→ 課題文 1: 下の行から、文字列「Other」を含む行をすべて抜き出して書き写すこと。大文字と小文字は区別する。

→ 文書抜粋:
————
1.「こころ」の時代という欺瞞
日本は、1980年代から90年代始めにかけて、未曾有の経済発展を遂げ、「JAPAN AS NO.1」と呼ばれた、栄光の時代を経験しました。しかし、その時代には不思議なことに、中野孝司『清貧の時代』がベストセラーになるなど、経済の豊かさとは裏腹に、物質的豊かさを否定して”こころ”の豊かさを言うのが、一つの流行になりました。NHKの宗教番組がそれまでの名を変えて”こころの時間”に変わったのも端的なその一例ですし、こうした言い方は既に日本の栄光が過去のものになった現在でも、香山リカ『こころの時代解体新書』のように、やはり、人間の生き方を問うものとして使われています。こうした呼び方の奇怪さについて、今更問う人はほとんどありませんが、よく考えてみれば、”もの”の豊かさと”こころ”の豊かさは、本当に対立しているのでしょうか?「台湾の奇跡」の発展と言われた1990年代に、私は台湾に住むようになったのですが、その時期から、台湾がバブル崩壊を経験した今にいたるまで台湾には、それに類する言い方はまったく生まれませんでした。物質的豊かさがこころに病をもたらすなら、同じように、台湾でも「こころ」を求める大衆の動きや、深刻な家族崩壊や青少年問題が起こったことにたいする反動があるはずですが、日本人の思考を席卷したともいえる「こころ」の豊かさというような言い方は、まったく、台湾ではうまれなかったのです。
台湾では「こころの時代」という言い方すら生まれなかったのに、日本で、なぜ、こうした思考法が始まったのか、以下、考えてみたいと思います。
「こころ」の豊かさという疑問に対して、この二十年余り、いろいろな答えが出されてきました。代表的な解答を以下に要約してみましょう。
————
→ 保存された行:
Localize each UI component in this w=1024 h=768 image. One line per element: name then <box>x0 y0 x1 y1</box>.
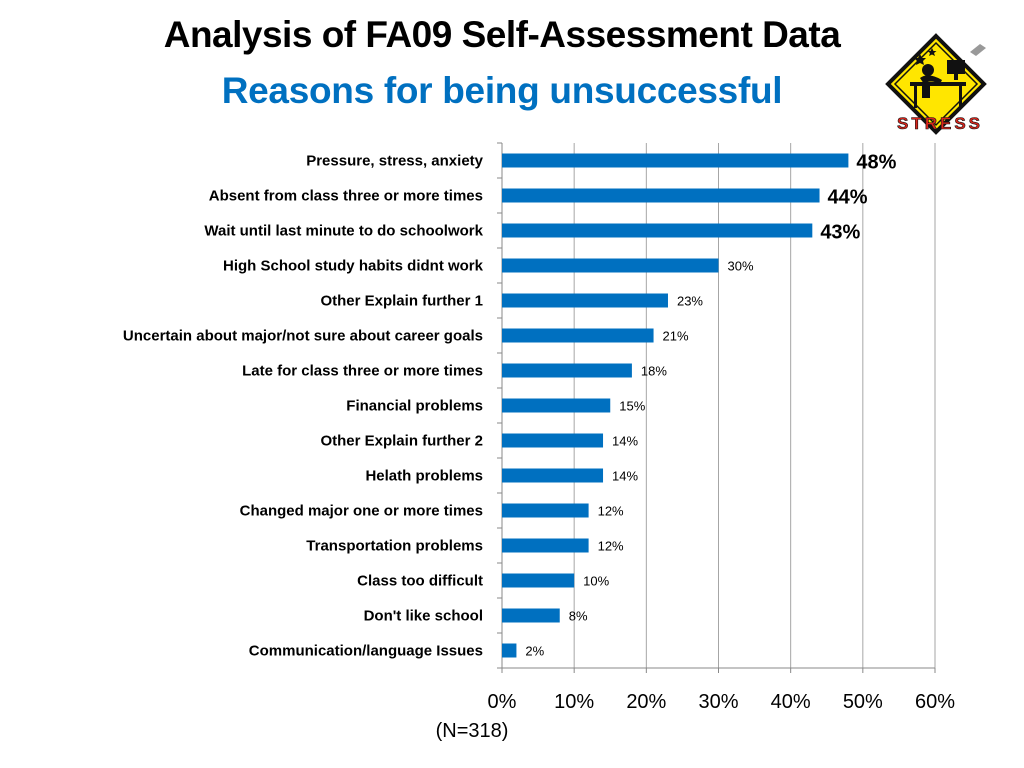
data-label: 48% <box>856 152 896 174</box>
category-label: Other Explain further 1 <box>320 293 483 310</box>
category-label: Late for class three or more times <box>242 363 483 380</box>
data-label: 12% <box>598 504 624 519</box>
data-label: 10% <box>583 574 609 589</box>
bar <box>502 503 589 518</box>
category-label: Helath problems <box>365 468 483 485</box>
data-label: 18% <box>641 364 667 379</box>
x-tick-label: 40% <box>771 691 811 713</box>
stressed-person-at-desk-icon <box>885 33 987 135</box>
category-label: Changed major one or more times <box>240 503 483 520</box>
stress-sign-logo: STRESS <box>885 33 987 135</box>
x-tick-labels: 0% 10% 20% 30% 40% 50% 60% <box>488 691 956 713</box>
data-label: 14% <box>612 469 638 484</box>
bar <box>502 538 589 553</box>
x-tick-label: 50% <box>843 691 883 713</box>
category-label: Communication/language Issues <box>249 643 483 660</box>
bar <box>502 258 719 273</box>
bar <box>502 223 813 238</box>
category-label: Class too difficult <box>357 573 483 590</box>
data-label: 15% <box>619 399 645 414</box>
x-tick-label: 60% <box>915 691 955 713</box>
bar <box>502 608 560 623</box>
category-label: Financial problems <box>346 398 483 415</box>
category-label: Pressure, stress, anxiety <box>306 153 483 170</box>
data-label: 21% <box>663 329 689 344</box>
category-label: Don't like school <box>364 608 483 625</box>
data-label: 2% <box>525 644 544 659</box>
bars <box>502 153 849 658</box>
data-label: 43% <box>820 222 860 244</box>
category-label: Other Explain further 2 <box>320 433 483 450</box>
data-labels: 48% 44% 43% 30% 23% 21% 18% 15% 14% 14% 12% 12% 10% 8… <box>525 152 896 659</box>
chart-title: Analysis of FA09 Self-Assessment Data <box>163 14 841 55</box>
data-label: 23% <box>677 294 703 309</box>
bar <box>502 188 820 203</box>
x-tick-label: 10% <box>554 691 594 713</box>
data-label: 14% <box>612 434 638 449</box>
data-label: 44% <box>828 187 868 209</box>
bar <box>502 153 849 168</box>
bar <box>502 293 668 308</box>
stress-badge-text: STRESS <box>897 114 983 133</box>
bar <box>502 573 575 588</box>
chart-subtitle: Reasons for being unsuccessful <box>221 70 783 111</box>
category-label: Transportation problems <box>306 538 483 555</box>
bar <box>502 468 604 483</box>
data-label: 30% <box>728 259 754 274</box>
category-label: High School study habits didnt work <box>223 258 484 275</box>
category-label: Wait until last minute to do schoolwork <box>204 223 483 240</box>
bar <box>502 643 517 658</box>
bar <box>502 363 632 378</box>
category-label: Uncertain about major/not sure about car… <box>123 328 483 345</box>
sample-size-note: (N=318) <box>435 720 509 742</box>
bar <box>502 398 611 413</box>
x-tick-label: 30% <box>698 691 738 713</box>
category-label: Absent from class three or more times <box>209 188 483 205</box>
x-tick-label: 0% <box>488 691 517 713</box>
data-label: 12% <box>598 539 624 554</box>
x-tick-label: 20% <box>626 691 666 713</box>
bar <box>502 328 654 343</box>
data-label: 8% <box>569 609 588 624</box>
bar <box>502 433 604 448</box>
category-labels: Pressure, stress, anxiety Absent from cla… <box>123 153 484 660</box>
————
→ 課題文 2: 上の文書抜粋によると、NHKの宗教番組は名を変えて何という名前になったか。

→ 解答例 1:
category-label: Other Explain further 1 <box>320 293 483 310</box>
category-label: Other Explain further 2 <box>320 433 483 450</box>

→ 解答例 2: 「こころの時間」になった。